There was an old man in the churchyard, brooding like a Ghoul
over the graves, with a sort of grim hilarity on his face. I
thought he looked hardly human; however, he was human enough to
tell us the way; and presently we found ourselves in the little
bare parlour. Presently the door opened, and in came a
superannuated mastiff, followed by an old gentleman very like
Miss Bronte, who shook hands with us, and then went to call his
daughter. A long interval, during which we coaxed the old dog,
and looked at a picture of Miss Bronte, by Richmond, the solitary
ornament of the room, looking strangely out of place on the bare
walls, and at the books on the little shelves, most of them
evidently the gift of the authors since Miss Bronte's celebrity.
Presently she came in, and welcomed us very kindly, and took me
upstairs to take off my bonnet, and herself brought me water and
towels. The uncarpeted stone stairs and floors, the old drawers
propped on wood, were all scrupulously clean and neat. When we
went into the parlour again, we began talking very comfortably,
when the door opened and Mr. Bronte looked in; seeing his
daughter there, I suppose he thought it was all right, and he
retreated to his study on the opposite side of the passage;
presently emerging again to bring W---- a country newspaper. This
was his last appearance till we went. Miss Bronte spoke with the
greatest warmth of Miss Martineau, and of the good she had gained
from her. Well! we talked about various things; the character of
the people,--about her solitude, etc., till she left the room to
help about dinner, I suppose, for she did not return for an age.
----
WORK TO DO.
1. In the account of the visit to Miss Bronte, what was the only ornament in the parlor?
2. In the account of the visit to Miss Bronte, what reason does the narrator suggest for Mr. Bronte withdrawing to his study after he looked into the parlor?

DATA LINES.
----
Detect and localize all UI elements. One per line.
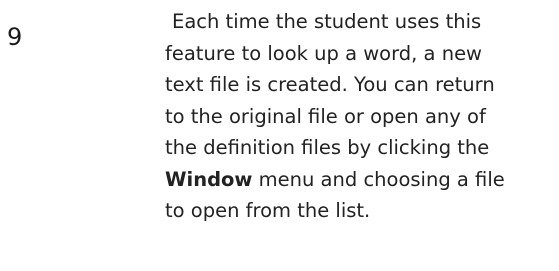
----
RESULTS.
1. A picture of Miss Bronte by Richmond.

2. The narrator supposes that once he saw his daughter there with the visitors, he thought everything was all right. So he went back to his study on the opposite side of the passage.